Lawmakers want
medical community to do more to 'police' itself
Associated
Press
COLUMBIA, S.C. - The medical community needs
to scrutinize more of its doctors who make mistakes, some lawmakers
say.
The issue has been debated as lawmakers approved a bill that
would set a $1 million cap per victim on jury awards in medical
malpractice cases. That measure needs final approval by the House
next week before heading to the governor's desk.
Sen. Brad Hutto, D-Orangeburg, said doctors groups have lobbied
for the cap, but they haven't shown the same enthusiasm for tougher
licensing and discipline standards.
"They want us to protect them by giving them caps," said Hutto,
who is active in the medical malpractice debate in the Senate and
the husband of a pediatrician. "But the other side of that coin is
they must be better able to police themselves."
House Judiciary Committee Chairman Jim Harrison, R-Columbia,
asked during a committee hearing on the medical malpractice bill
what doctors were doing to improve their profession from within.
"I didn't get much of an answer," the Columbia lawyer said. "It
sounds like there are some doctors ... who want relief (from
lawsuits) but are blocking what would be better self-policing."

**Apply what you read**
- 1) Copy the passage of the article on doctors policing themselves that opens with the words containing "Sen. Brad Hutto, D-Orangeburg, said" and closes with "profession from within.".
- 2) In one to three sentences, explain why Sen. Brad Hutto says in the article on medical self-policing that doctors must be better able to police themselves.
- 3) Continue the news article about lawmakers urging the medical community to police itself, starting after its final quoted sentence.

**Information provided**
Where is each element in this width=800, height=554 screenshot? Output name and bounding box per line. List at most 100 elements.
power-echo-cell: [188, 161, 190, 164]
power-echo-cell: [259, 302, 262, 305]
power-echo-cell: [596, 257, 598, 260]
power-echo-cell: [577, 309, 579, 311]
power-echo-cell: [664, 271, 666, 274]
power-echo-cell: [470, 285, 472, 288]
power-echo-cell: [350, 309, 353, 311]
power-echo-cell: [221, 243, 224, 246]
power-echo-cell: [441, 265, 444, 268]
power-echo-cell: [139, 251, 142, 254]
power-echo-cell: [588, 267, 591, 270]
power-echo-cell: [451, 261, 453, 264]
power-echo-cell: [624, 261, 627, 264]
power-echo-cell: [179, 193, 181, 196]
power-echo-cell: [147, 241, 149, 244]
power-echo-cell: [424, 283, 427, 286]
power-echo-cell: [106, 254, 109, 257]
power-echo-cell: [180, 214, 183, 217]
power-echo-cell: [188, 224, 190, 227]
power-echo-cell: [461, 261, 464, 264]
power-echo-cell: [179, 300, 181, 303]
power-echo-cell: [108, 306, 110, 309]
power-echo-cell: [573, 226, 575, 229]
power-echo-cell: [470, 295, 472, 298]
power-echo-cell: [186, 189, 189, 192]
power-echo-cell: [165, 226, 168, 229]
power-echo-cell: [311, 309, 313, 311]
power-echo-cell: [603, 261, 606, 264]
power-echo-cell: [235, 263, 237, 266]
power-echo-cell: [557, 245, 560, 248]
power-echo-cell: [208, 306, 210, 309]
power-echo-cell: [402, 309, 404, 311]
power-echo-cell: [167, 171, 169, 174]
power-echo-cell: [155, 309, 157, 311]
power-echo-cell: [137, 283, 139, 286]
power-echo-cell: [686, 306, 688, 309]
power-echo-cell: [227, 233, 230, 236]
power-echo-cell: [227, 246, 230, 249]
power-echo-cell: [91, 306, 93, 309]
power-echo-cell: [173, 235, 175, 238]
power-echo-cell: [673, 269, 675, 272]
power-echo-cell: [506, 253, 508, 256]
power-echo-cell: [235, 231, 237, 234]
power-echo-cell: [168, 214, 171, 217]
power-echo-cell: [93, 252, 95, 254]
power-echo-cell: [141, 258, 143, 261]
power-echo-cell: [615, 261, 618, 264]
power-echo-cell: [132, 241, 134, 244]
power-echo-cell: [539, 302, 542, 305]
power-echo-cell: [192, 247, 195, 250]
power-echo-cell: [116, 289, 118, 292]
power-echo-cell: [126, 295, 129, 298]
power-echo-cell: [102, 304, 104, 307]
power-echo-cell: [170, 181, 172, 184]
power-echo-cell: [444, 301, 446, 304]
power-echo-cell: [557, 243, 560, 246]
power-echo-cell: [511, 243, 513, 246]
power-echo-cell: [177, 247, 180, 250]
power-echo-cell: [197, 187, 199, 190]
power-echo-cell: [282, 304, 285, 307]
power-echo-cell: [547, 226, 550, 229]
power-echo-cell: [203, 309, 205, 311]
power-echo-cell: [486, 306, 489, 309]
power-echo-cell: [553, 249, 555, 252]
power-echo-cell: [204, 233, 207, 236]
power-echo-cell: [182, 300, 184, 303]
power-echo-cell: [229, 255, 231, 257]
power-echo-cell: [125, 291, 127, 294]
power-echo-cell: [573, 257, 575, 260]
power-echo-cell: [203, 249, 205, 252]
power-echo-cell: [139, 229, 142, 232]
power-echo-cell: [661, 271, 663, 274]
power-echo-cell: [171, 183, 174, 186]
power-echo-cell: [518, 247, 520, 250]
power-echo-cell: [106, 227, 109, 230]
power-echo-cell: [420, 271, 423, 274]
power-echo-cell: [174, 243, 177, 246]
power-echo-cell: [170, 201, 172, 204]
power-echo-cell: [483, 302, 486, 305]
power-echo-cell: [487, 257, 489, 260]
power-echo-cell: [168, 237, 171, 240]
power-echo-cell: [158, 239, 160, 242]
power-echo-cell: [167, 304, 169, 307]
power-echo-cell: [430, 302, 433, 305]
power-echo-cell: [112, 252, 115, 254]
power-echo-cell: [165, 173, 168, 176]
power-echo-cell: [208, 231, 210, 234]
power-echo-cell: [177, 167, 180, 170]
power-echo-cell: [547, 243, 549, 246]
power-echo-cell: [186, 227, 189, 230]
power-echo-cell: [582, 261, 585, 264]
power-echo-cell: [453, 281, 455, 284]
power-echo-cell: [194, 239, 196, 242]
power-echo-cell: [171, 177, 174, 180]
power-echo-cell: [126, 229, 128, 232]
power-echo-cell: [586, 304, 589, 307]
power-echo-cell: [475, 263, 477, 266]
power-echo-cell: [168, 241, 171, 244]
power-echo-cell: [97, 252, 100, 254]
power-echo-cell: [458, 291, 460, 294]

**Responses per task**
- 1)
Sen. Brad Hutto, D-Orangeburg, said doctors groups have lobbied
for the cap, but they haven't shown the same enthusiasm for tougher
licensing and discipline standards.
"They want us to protect them by giving them caps," said Hutto,
who is active in the medical malpractice debate in the Senate and
the husband of a pediatrician. "But the other side of that coin is
they must be better able to police themselves."
House Judiciary Committee Chairman Jim Harrison, R-Columbia,
asked during a committee hearing on the medical malpractice bill
what doctors were doing to improve their profession from within.

- 2) Doctors groups have lobbied lawmakers for a cap on jury awards in medical malpractice cases. Hutto says they want lawmakers to protect them with that cap, and the other side of that coin is that they must do a better job of policing themselves. So far they haven't shown the same enthusiasm for tougher licensing and discipline standards.

- 3)
Doctors' organizations say the two issues should be viewed
separately and that patient safety comes first.
"There is no correlation between the two," said Todd Atwater,
director of the 6,700-member South Carolina Medical Association.
Rep. James Smith, D-Columbia, is skeptical doctors want more
public scrutiny.
"If the number one concern of the physicians advocating tort
reform is patient safety ... and not self-interest," Smith said of
the malpractice bill, "then they will pursue as vigorously the
policing of their profession. These are not mutually exclusive."
Earlier this month, the state Board of Medical Examiners approved
the first major rewrite of regulations for how doctors are licensed
and disciplined. One major change is it would allow the public to
learn about complaints against doctors sooner.
Currently, all board disciplinary proceedings are secret until
action is final. The proposed changes, which need legislative
approval, include publicly disclosing interim and temporary
suspensions.
In the past year, sanctions against two doctors have ignited a
debate over which agency has the final say in discipline cases and
which of those venues - if either - is open to the public.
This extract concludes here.